━━━━━ EXCERPTED TEXT ━━━━━

As Singh’s popularity snowballed on YouTube, she attended dozens of public events and VidCon expos, which allowed her to keep expanding her fan base and rake in cash from appearance fees and merchandise sales. “People asked me to host dance competitions, then they asked me to promote their events. Eventually, it was like, ‘Hey, can you wear our T-shirt?’ ” she says. When Singh registered her business, her accountant didn’t understand what she did. “He’s like, ‘Why are you getting money from YouTube?’ ” (She has since hired a new accountant.)

The extent of Singh’s fame sunk in on a trip to Mumbai in 2014 for YouTube FanFest, a concert-style event featuring dozens of popular YouTubers. It was her first time overseas. Once she’d checked into her hotel, she got a call from the event’s producer, explaining that the daughter of Bollywood star Shah Rukh Khan, the highest-grossing movie star in the world, was a fan, and he wanted her to visit his house. Singh thought it was a prank. “My response was literally, ‘Dude, shut up. Stop wasting my time,’ ” she says. “Then, Shah Rukh got on the phone. I was like, ‘Cancel everything.’ ”

━━━━━

* REQUIREMENTS
A. In the text about Singh's YouTube fame, what event brought her to Mumbai in 2014?
B. Condense the paragraph of the Singh text that begins "As Singh's popularity snowballed" into a short bulleted list that keeps its main facts.
C. Write a continuation of the text about Singh's YouTube fame, picking up after its final sentence.

━━━━━ DATA ROWS ━━━━━

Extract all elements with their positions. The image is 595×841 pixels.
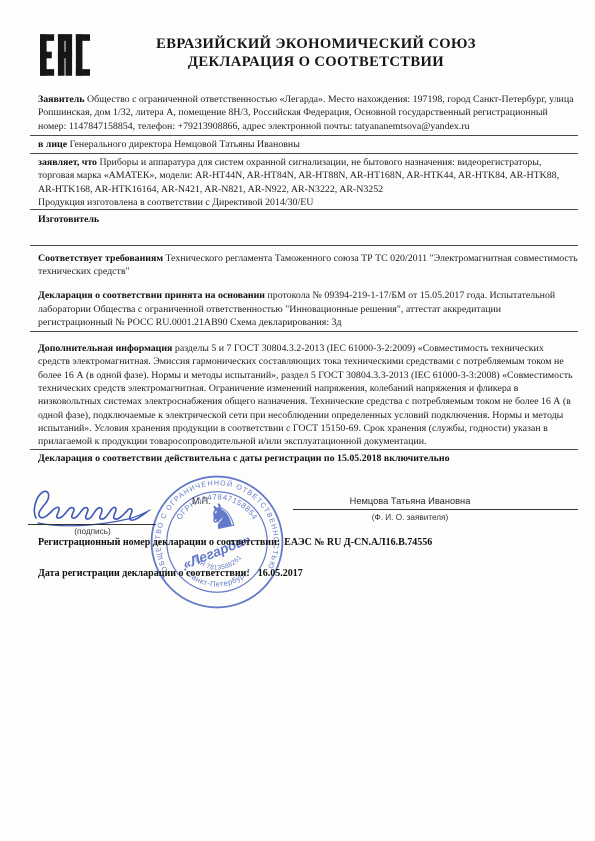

━━━━━
━━━━━ DATA ROWS ━━━━━

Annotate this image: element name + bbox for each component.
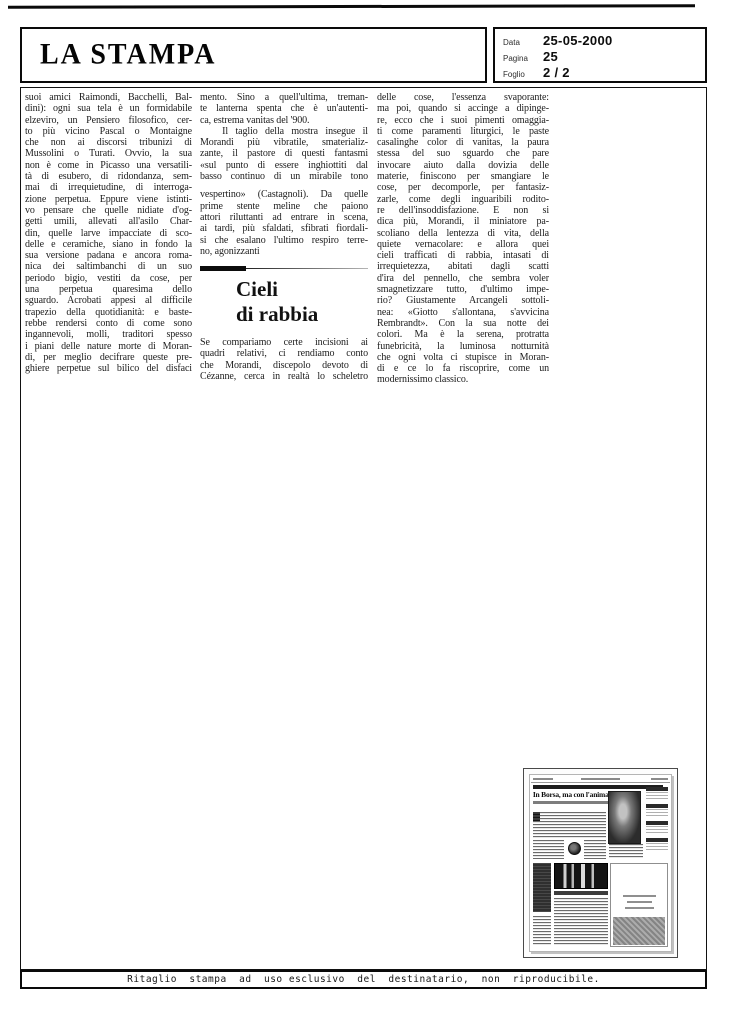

━━━━━

* TASK ANSWERS
A. YouTube FanFest, a concert-style event featuring dozens of popular YouTubers.

B.
- As her YouTube popularity grew, Singh attended dozens of public events and VidCon expos.
- These events expanded her fan base and earned her money from appearance fees and merchandise sales.
- People asked her to host dance competitions, then to promote their events, and eventually to wear their T-shirts.
- When she registered her business, her accountant didn't understand why she was getting money from YouTube.
- She has since hired a new accountant.

C.
Khan lives in an enormous home called Mannat, which looks like an antebellum plantation on the outside and Versailles on the inside. Every day, hundreds of fans line up at the gates, hoping to spot Khan, who often waves from the balcony like the queen. “When I got there, I heard shrieks and screams. I thought, Oh my god, people snuck through the gate,” Singh recalls. But it turned out to be his 12-year-old daughter screaming for her. Before Singh left Mannat, Khan gave her one of his monogrammed blazers. “I want your dad character to wear this in one of your videos,” he said.

Later that night, Singh performed for 2,000 screeching teens at YouTube FanFest. Khan made an appearance there, too. While he was revving up the crowd, Singh walked onstage behind him, and the audience lost it. “They chanted, ‘LILLY, LILLY, LILLY,’ while Shah Rukh Khan was onstage with me,” Singh says, still in disbelief. “I felt sick for the rest of the night. I was shaking. I didn’t know how to deal with it.”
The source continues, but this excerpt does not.